====== Provided entries ======

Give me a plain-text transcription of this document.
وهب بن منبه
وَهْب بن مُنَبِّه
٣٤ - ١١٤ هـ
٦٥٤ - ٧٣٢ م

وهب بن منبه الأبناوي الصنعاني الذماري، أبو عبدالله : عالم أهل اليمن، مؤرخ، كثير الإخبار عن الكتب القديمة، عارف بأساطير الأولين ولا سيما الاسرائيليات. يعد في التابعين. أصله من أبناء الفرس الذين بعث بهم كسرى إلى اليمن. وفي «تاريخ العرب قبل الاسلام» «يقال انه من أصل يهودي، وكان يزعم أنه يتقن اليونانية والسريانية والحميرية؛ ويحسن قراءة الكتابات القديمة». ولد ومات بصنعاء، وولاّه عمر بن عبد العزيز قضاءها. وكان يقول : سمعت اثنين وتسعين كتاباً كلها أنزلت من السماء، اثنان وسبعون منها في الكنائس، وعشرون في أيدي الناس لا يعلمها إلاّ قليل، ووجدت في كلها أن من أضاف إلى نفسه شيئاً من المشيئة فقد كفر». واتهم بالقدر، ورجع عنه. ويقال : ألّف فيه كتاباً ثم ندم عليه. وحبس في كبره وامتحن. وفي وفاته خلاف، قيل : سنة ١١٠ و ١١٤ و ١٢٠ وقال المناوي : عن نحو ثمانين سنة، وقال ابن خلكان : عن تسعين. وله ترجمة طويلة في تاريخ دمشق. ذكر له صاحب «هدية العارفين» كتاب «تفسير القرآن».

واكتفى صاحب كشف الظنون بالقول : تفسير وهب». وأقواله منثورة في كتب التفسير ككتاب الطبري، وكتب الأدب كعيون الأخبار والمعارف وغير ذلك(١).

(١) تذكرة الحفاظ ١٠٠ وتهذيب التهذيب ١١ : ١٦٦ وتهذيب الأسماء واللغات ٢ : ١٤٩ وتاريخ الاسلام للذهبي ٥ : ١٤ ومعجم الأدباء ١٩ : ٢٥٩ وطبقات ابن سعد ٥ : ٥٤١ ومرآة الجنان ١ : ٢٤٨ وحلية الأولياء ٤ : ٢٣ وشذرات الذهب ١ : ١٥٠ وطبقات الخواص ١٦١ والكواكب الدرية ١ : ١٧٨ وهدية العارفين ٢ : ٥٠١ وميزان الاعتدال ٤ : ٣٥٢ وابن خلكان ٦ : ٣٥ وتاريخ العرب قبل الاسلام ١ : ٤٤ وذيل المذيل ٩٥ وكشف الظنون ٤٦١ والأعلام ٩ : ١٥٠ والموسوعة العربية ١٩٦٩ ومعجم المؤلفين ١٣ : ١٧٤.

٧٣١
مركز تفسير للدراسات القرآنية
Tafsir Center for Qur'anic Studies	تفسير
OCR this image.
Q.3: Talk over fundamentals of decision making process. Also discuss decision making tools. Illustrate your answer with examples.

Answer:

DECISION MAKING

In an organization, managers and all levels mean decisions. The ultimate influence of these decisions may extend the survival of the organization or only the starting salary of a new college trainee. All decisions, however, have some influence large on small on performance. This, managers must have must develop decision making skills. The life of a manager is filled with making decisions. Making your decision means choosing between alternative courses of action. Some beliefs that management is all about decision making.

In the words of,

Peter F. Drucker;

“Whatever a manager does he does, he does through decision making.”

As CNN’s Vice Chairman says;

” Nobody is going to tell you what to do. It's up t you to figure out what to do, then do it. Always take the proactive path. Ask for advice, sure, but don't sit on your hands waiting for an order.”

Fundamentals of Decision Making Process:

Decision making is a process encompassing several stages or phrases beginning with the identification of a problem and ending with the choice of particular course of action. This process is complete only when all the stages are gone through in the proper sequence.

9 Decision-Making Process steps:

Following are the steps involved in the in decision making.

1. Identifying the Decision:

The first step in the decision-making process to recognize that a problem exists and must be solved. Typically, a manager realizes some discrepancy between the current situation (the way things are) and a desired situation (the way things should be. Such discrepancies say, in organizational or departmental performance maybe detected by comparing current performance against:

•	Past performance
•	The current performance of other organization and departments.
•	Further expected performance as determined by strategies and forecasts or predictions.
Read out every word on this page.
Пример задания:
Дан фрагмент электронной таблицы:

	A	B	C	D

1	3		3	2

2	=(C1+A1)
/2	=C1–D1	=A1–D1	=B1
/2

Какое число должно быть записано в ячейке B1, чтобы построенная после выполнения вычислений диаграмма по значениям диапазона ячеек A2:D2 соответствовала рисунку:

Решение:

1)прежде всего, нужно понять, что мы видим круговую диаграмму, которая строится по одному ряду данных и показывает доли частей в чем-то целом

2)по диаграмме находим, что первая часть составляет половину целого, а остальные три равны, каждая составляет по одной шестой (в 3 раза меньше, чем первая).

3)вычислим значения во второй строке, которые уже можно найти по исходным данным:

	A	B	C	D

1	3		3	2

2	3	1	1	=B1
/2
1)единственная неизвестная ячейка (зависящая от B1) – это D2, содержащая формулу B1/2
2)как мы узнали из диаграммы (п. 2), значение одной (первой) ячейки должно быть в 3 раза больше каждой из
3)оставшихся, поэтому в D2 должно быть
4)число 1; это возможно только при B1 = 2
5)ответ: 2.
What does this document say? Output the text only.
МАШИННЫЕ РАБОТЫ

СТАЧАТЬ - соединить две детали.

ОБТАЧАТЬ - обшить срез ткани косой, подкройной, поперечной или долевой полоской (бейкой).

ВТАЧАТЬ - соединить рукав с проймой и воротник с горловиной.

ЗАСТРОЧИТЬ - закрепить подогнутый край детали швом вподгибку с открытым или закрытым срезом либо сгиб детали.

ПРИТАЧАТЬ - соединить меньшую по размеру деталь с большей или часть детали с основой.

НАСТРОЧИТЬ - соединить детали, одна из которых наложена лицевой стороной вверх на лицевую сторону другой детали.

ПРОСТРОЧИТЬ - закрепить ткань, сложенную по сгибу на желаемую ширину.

======

**Task prompt:** Search the lines for "does". Copy each line that has it.

**Task answer:**
“Whatever a manager does he does, he does through decision making.”
What does this document say? Output the text only.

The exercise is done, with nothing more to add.